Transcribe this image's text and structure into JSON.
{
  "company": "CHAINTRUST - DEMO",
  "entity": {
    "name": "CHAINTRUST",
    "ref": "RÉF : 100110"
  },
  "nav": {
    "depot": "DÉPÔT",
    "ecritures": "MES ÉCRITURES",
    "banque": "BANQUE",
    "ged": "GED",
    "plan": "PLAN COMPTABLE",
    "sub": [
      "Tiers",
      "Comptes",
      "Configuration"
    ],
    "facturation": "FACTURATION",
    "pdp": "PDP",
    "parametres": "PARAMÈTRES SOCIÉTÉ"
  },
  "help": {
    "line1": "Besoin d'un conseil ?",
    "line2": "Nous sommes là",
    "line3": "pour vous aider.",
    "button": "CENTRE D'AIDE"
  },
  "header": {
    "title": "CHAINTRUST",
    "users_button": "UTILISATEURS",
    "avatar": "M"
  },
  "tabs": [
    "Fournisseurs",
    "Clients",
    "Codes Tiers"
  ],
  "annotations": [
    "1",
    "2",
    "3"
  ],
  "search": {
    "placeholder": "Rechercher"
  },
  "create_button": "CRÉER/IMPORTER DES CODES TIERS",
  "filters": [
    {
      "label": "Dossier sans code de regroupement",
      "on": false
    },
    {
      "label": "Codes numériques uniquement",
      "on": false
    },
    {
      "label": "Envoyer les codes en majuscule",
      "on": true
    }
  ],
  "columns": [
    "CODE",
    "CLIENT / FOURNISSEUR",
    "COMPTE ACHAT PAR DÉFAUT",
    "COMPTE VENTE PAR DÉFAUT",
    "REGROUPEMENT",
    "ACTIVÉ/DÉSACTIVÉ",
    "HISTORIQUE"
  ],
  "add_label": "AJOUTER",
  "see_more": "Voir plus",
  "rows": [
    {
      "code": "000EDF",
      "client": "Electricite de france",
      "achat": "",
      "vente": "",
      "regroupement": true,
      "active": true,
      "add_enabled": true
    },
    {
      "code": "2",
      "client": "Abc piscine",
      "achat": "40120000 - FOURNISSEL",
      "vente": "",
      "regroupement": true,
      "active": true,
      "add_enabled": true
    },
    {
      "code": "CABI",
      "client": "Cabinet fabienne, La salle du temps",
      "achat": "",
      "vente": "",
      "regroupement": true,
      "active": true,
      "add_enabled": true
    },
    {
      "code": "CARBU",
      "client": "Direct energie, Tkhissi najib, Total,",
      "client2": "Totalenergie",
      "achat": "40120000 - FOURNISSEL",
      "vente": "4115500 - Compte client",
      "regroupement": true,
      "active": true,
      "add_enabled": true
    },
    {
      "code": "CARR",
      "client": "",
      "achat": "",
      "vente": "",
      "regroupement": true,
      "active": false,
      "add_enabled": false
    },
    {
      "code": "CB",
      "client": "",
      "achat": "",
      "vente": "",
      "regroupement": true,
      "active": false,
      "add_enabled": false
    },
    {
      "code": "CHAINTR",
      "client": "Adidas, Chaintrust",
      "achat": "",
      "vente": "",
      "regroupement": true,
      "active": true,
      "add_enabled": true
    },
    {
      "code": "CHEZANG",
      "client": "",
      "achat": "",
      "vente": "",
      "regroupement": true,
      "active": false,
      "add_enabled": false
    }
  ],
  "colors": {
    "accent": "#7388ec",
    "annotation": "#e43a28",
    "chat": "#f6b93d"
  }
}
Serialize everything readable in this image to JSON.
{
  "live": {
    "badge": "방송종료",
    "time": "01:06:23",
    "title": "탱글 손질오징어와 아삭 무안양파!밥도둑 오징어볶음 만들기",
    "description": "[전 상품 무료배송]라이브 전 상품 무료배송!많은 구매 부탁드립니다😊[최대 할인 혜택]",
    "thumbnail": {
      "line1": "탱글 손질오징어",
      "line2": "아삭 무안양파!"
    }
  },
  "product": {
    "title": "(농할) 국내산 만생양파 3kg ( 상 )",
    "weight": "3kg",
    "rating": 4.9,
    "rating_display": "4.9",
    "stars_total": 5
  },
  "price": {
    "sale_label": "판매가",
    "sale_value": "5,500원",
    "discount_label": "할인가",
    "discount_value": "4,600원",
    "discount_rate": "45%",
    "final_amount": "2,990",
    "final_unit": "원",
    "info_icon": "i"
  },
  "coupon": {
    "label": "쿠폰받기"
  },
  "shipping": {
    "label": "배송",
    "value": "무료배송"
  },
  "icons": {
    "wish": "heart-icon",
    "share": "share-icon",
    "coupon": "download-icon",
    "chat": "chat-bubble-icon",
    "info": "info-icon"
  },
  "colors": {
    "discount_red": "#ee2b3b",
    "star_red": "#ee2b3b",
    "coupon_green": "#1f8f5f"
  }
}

————————

[Task statement] Extract the listing in its entirety and repeat it exactly.

[Result of this exercise]
Transcribe this image's text and structure into JSON.
{
  "company": "CHAINTRUST - DEMO",
  "entity": {
    "name": "CHAINTRUST",
    "ref": "RÉF : 100110"
  },
  "nav": {
    "depot": "DÉPÔT",
    "ecritures": "MES ÉCRITURES",
    "banque": "BANQUE",
    "ged": "GED",
    "plan": "PLAN COMPTABLE",
    "sub": [
      "Tiers",
      "Comptes",
      "Configuration"
    ],
    "facturation": "FACTURATION",
    "pdp": "PDP",
    "parametres": "PARAMÈTRES SOCIÉTÉ"
  },
  "help": {
    "line1": "Besoin d'un conseil ?",
    "line2": "Nous sommes là",
    "line3": "pour vous aider.",
    "button": "CENTRE D'AIDE"
  },
  "header": {
    "title": "CHAINTRUST",
    "users_button": "UTILISATEURS",
    "avatar": "M"
  },
  "tabs": [
    "Fournisseurs",
    "Clients",
    "Codes Tiers"
  ],
  "annotations": [
    "1",
    "2",
    "3"
  ],
  "search": {
    "placeholder": "Rechercher"
  },
  "create_button": "CRÉER/IMPORTER DES CODES TIERS",
  "filters": [
    {
      "label": "Dossier sans code de regroupement",
      "on": false
    },
    {
      "label": "Codes numériques uniquement",
      "on": false
    },
    {
      "label": "Envoyer les codes en majuscule",
      "on": true
    }
  ],
  "columns": [
    "CODE",
    "CLIENT / FOURNISSEUR",
    "COMPTE ACHAT PAR DÉFAUT",
    "COMPTE VENTE PAR DÉFAUT",
    "REGROUPEMENT",
    "ACTIVÉ/DÉSACTIVÉ",
    "HISTORIQUE"
  ],
  "add_label": "AJOUTER",
  "see_more": "Voir plus",
  "rows": [
    {
      "code": "000EDF",
      "client": "Electricite de france",
      "achat": "",
      "vente": "",
      "regroupement": true,
      "active": true,
      "add_enabled": true
    },
    {
      "code": "2",
      "client": "Abc piscine",
      "achat": "40120000 - FOURNISSEL",
      "vente": "",
      "regroupement": true,
      "active": true,
      "add_enabled": true
    },
    {
      "code": "CABI",
      "client": "Cabinet fabienne, La salle du temps",
      "achat": "",
      "vente": "",
      "regroupement": true,
      "active": true,
      "add_enabled": true
    },
    {
      "code": "CARBU",
      "client": "Direct energie, Tkhissi najib, Total,",
      "client2": "Totalenergie",
      "achat": "40120000 - FOURNISSEL",
      "vente": "4115500 - Compte client",
      "regroupement": true,
      "active": true,
      "add_enabled": true
    },
    {
      "code": "CARR",
      "client": "",
      "achat": "",
      "vente": "",
      "regroupement": true,
      "active": false,
      "add_enabled": false
    },
    {
      "code": "CB",
      "client": "",
      "achat": "",
      "vente": "",
      "regroupement": true,
      "active": false,
      "add_enabled": false
    },
    {
      "code": "CHAINTR",
      "client": "Adidas, Chaintrust",
      "achat": "",
      "vente": "",
      "regroupement": true,
      "active": true,
      "add_enabled": true
    },
    {
      "code": "CHEZANG",
      "client": "",
      "achat": "",
      "vente": "",
      "regroupement": true,
      "active": false,
      "add_enabled": false
    }
  ],
  "colors": {
    "accent": "#7388ec",
    "annotation": "#e43a28",
    "chat": "#f6b93d"
  }
}
Serialize everything readable in this image to JSON.
{
  "live": {
    "badge": "방송종료",
    "time": "01:06:23",
    "title": "탱글 손질오징어와 아삭 무안양파!밥도둑 오징어볶음 만들기",
    "description": "[전 상품 무료배송]라이브 전 상품 무료배송!많은 구매 부탁드립니다😊[최대 할인 혜택]",
    "thumbnail": {
      "line1": "탱글 손질오징어",
      "line2": "아삭 무안양파!"
    }
  },
  "product": {
    "title": "(농할) 국내산 만생양파 3kg ( 상 )",
    "weight": "3kg",
    "rating": 4.9,
    "rating_display": "4.9",
    "stars_total": 5
  },
  "price": {
    "sale_label": "판매가",
    "sale_value": "5,500원",
    "discount_label": "할인가",
    "discount_value": "4,600원",
    "discount_rate": "45%",
    "final_amount": "2,990",
    "final_unit": "원",
    "info_icon": "i"
  },
  "coupon": {
    "label": "쿠폰받기"
  },
  "shipping": {
    "label": "배송",
    "value": "무료배송"
  },
  "icons": {
    "wish": "heart-icon",
    "share": "share-icon",
    "coupon": "download-icon",
    "chat": "chat-bubble-icon",
    "info": "info-icon"
  },
  "colors": {
    "discount_red": "#ee2b3b",
    "star_red": "#ee2b3b",
    "coupon_green": "#1f8f5f"
  }
}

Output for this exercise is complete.